##### TEXTE FOURNI

En conclusion du débat, Aurélien Clavel a souligné l’importance de mener des expérimentations à l’échelle des territoires et d’apporter des réponses collectives. Il préconise de travailler avec les stations de recherche sur l’immunité des animaux et du végétal et pour adapter les pratiques au sein des exploitations. « Nous aurons toujours besoin d’eau » a-t-il ajouté en insistant sur l’engagement de la chambre d’agriculture pour défendre l’irrigation, « un élément indispensable ».
Enfin, sur le volet communication les intervenants sont unanimes pour dire qu’il convient de faire montre de pédagogie auprès de la jeunesse « et même de former les enseignants », note Christophe Chambon. Emmanuel Garin cible quant à lui « le citoyen qui dit une chose et le consommateur qui consomme autre chose ». n
Isabelle Doucet
(1) Groupement de défense sanitaire.(2) Fièvre catarrhale ovine et dermatose nodulaire contagieuse bovine.(3) Compagnie nationale du Rhône.

##########
##### DONNÉES FOURNIES

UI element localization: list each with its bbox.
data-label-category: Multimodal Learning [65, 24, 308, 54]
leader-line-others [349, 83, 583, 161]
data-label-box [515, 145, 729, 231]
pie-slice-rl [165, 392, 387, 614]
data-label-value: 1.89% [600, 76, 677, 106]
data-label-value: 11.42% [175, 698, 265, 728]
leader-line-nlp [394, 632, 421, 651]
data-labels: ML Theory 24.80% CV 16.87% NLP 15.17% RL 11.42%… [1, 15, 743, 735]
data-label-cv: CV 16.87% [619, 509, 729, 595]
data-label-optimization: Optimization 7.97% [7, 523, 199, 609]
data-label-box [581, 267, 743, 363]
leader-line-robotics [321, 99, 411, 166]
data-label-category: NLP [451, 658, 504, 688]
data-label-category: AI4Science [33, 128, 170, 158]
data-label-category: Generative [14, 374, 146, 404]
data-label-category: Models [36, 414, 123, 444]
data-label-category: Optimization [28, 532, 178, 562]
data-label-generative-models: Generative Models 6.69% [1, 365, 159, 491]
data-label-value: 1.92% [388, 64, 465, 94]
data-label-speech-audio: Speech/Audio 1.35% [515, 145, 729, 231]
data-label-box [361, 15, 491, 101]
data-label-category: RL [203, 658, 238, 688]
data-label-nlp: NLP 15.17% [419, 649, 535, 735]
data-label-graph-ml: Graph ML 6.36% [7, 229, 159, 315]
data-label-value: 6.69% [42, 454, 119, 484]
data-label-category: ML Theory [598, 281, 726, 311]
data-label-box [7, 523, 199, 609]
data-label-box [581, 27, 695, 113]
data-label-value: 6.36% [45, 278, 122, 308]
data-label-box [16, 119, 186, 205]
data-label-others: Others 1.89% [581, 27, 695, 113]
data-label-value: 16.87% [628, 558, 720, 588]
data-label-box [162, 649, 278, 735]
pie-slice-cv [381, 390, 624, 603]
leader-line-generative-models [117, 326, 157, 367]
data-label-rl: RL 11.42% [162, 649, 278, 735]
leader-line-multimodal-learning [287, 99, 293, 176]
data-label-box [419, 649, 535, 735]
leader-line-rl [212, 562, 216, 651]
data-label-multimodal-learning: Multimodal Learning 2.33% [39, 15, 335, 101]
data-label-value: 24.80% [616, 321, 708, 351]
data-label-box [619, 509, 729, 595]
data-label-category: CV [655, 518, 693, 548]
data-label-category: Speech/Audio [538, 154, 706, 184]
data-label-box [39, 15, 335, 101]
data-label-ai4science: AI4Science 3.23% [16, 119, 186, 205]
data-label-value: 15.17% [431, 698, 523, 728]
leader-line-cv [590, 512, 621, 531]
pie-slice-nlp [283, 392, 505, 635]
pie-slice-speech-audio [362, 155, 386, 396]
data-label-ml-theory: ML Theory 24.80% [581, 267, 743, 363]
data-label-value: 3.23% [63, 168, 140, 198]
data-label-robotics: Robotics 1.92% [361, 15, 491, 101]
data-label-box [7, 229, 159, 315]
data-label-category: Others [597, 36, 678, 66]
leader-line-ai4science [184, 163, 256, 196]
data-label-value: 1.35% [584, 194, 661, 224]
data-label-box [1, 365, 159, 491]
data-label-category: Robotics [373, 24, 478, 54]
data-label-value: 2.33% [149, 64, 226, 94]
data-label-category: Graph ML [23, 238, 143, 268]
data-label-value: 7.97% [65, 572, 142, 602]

##########

CONSIGNE 1: Recopiez le passage du texte commençant par « Enfin, sur le » et se terminant par « nationale du Rhône. », en changeant « jeunesse » en « population ».
CONSIGNE 2: D'après le texte, pourquoi Aurélien Clavel insiste-t-il sur l'engagement de la chambre d'agriculture à défendre l'irrigation ? Répondez en une à trois phrases.
CONSIGNE 3: Dans le texte, qui Emmanuel Garin vise-t-il en matière de communication ?
Cette liste n'a aucun rôle ici.

RÉPONSE 1:
Enfin, sur le volet communication les intervenants sont unanimes pour dire qu’il convient de faire montre de pédagogie auprès de la population « et même de former les enseignants », note Christophe Chambon. Emmanuel Garin cible quant à lui « le citoyen qui dit une chose et le consommateur qui consomme autre chose ». n
Isabelle Doucet
(1) Groupement de défense sanitaire.(2) Fièvre catarrhale ovine et dermatose nodulaire contagieuse bovine.(3) Compagnie nationale du Rhône.

RÉPONSE 2: Il rappelle que « nous aurons toujours besoin d'eau ». Pour lui, l'irrigation est donc « un élément indispensable ».

RÉPONSE 3: Il vise « le citoyen qui dit une chose et le consommateur qui consomme autre chose ».